<<<<
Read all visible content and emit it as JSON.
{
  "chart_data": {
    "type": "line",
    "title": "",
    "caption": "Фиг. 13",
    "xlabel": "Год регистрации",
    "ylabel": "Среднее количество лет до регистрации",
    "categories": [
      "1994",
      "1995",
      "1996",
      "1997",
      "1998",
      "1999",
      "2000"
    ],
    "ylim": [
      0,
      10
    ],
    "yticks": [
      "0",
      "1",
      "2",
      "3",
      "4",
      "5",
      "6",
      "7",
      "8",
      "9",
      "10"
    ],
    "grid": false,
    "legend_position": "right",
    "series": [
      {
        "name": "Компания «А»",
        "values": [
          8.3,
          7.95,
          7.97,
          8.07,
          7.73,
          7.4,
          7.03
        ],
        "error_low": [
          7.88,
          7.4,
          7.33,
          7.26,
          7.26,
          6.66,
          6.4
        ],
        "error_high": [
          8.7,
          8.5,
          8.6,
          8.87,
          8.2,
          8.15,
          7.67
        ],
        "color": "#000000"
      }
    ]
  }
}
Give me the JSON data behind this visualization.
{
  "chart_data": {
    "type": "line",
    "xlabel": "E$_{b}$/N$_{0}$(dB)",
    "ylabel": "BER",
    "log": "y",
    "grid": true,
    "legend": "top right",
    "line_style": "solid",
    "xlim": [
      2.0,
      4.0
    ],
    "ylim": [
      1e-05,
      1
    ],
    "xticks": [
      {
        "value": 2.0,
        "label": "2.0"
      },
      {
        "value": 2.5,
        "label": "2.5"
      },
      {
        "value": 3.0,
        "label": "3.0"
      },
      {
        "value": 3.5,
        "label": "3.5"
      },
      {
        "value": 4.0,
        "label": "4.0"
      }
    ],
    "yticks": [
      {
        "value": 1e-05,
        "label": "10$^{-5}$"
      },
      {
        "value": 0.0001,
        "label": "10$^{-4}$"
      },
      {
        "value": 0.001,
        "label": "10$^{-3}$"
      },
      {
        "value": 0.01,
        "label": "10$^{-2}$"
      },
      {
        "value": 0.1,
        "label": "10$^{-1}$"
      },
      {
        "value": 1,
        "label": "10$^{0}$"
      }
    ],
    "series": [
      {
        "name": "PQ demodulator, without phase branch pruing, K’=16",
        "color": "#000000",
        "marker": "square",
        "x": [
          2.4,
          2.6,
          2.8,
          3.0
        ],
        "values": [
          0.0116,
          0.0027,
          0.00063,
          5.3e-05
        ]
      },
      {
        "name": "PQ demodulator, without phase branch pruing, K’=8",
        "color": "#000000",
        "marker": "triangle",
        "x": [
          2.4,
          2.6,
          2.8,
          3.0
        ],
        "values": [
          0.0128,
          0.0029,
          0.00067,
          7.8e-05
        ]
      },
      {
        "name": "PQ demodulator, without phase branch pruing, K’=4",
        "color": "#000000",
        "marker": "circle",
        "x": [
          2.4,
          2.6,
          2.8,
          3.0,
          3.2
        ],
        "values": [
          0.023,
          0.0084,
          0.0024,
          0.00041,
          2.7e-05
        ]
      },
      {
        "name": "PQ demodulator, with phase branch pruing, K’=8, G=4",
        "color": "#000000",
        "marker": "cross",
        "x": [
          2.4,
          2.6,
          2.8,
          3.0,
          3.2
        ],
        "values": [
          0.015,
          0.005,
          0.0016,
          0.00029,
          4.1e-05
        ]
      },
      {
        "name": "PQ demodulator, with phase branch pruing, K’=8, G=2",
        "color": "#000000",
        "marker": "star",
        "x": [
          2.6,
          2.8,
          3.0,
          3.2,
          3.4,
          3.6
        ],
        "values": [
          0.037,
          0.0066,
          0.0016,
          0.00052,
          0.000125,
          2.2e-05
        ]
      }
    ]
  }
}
>>>>
### SHORT TASK
Find every line that holds "name" and copy it.

### EXERCISE ANSWER
        "name": "Компания «А»",
        "name": "PQ demodulator, without phase branch pruing, K’=16",
        "name": "PQ demodulator, without phase branch pruing, K’=8",
        "name": "PQ demodulator, without phase branch pruing, K’=4",
        "name": "PQ demodulator, with phase branch pruing, K’=8, G=4",
        "name": "PQ demodulator, with phase branch pruing, K’=8, G=2",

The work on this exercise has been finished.